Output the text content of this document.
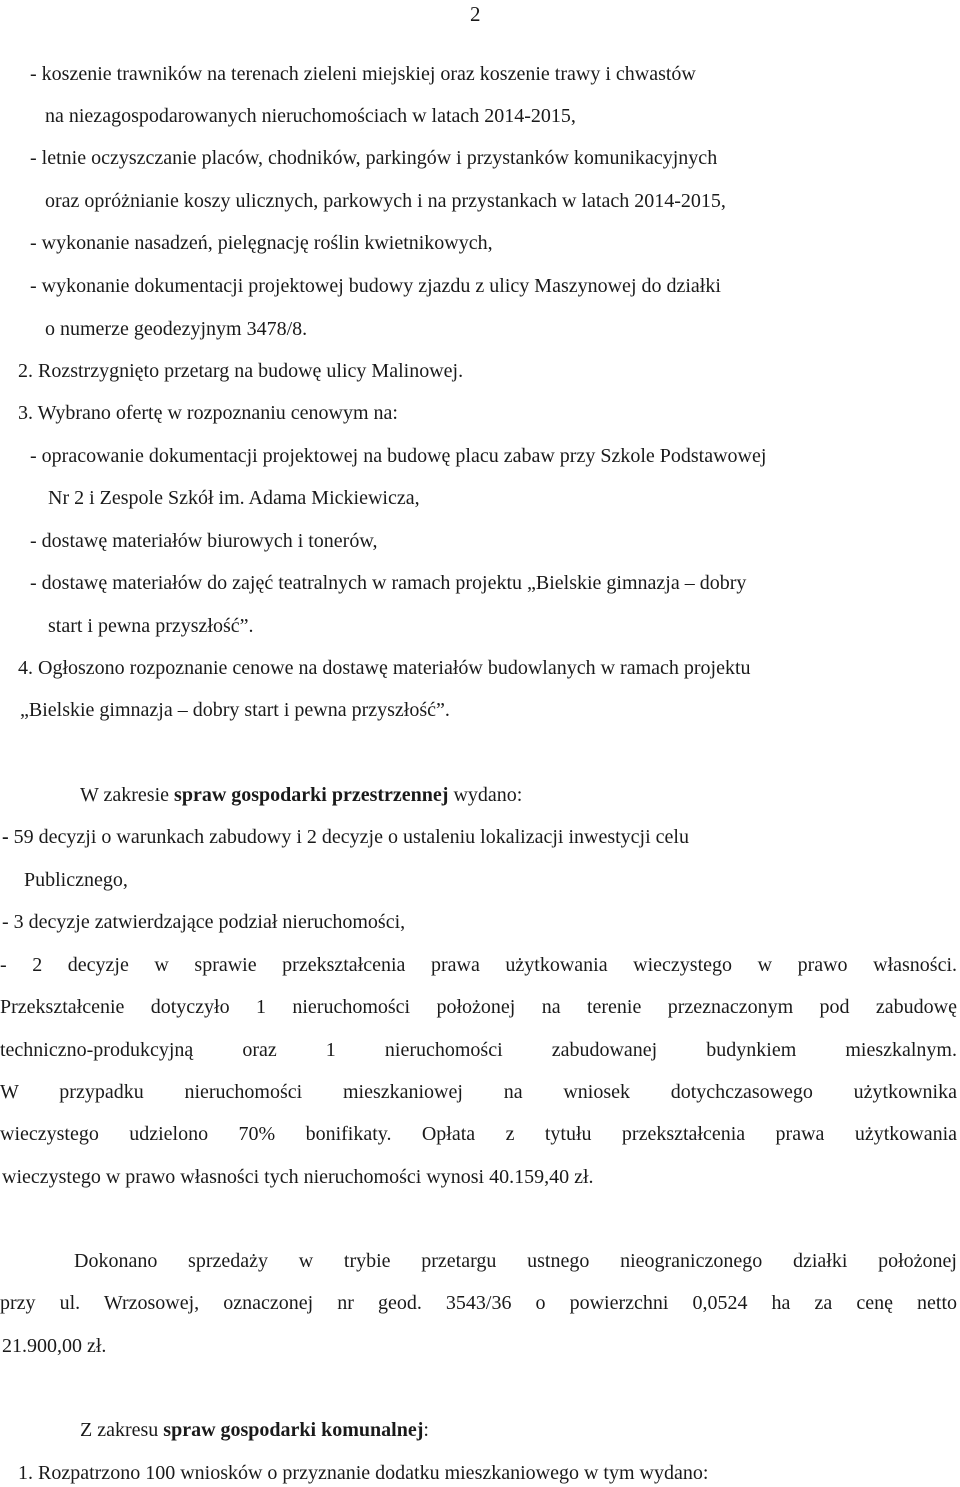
2
- koszenie trawników na terenach zieleni miejskiej oraz koszenie trawy i chwastów
na niezagospodarowanych nieruchomościach w latach 2014-2015,
- letnie oczyszczanie placów, chodników, parkingów i przystanków komunikacyjnych
oraz opróżnianie koszy ulicznych, parkowych i na przystankach w latach 2014-2015,
- wykonanie nasadzeń, pielęgnację roślin kwietnikowych,
- wykonanie dokumentacji projektowej budowy zjazdu z ulicy Maszynowej do działki
o numerze geodezyjnym 3478/8.
2. Rozstrzygnięto przetarg na budowę ulicy Malinowej.
3. Wybrano ofertę w rozpoznaniu cenowym na:
- opracowanie dokumentacji projektowej na budowę placu zabaw przy Szkole Podstawowej
Nr 2 i Zespole Szkół im. Adama Mickiewicza,
- dostawę materiałów biurowych i tonerów,
- dostawę materiałów do zajęć teatralnych w ramach projektu „Bielskie gimnazja – dobry
start i pewna przyszłość”.
4. Ogłoszono rozpoznanie cenowe na dostawę materiałów budowlanych w ramach projektu
„Bielskie gimnazja – dobry start i pewna przyszłość”.
W zakresie spraw gospodarki przestrzennej wydano:
- 59 decyzji o warunkach zabudowy i 2 decyzje o ustaleniu lokalizacji inwestycji celu
Publicznego,
- 3 decyzje zatwierdzające podział nieruchomości,
- 2 decyzje w sprawie przekształcenia prawa użytkowania wieczystego w prawo własności.
Przekształcenie dotyczyło 1 nieruchomości położonej na terenie przeznaczonym pod zabudowę
techniczno-produkcyjną oraz 1 nieruchomości zabudowanej budynkiem mieszkalnym.
W przypadku nieruchomości mieszkaniowej na wniosek dotychczasowego użytkownika
wieczystego udzielono 70% bonifikaty. Opłata z tytułu przekształcenia prawa użytkowania
wieczystego w prawo własności tych nieruchomości wynosi 40.159,40 zł.
Dokonano sprzedaży w trybie przetargu ustnego nieograniczonego działki położonej
przy ul. Wrzosowej, oznaczonej nr geod. 3543/36 o powierzchni 0,0524 ha za cenę netto
21.900,00 zł.
Z zakresu spraw gospodarki komunalnej:
1. Rozpatrzono 100 wniosków o przyznanie dodatku mieszkaniowego w tym wydano:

▸ **THE TASK**
Go through the records and pull out each line that includes the word "projektowej".

▸ **THE RESPONSE**
- wykonanie dokumentacji projektowej budowy zjazdu z ulicy Maszynowej do działki
- opracowanie dokumentacji projektowej na budowę placu zabaw przy Szkole Podstawowej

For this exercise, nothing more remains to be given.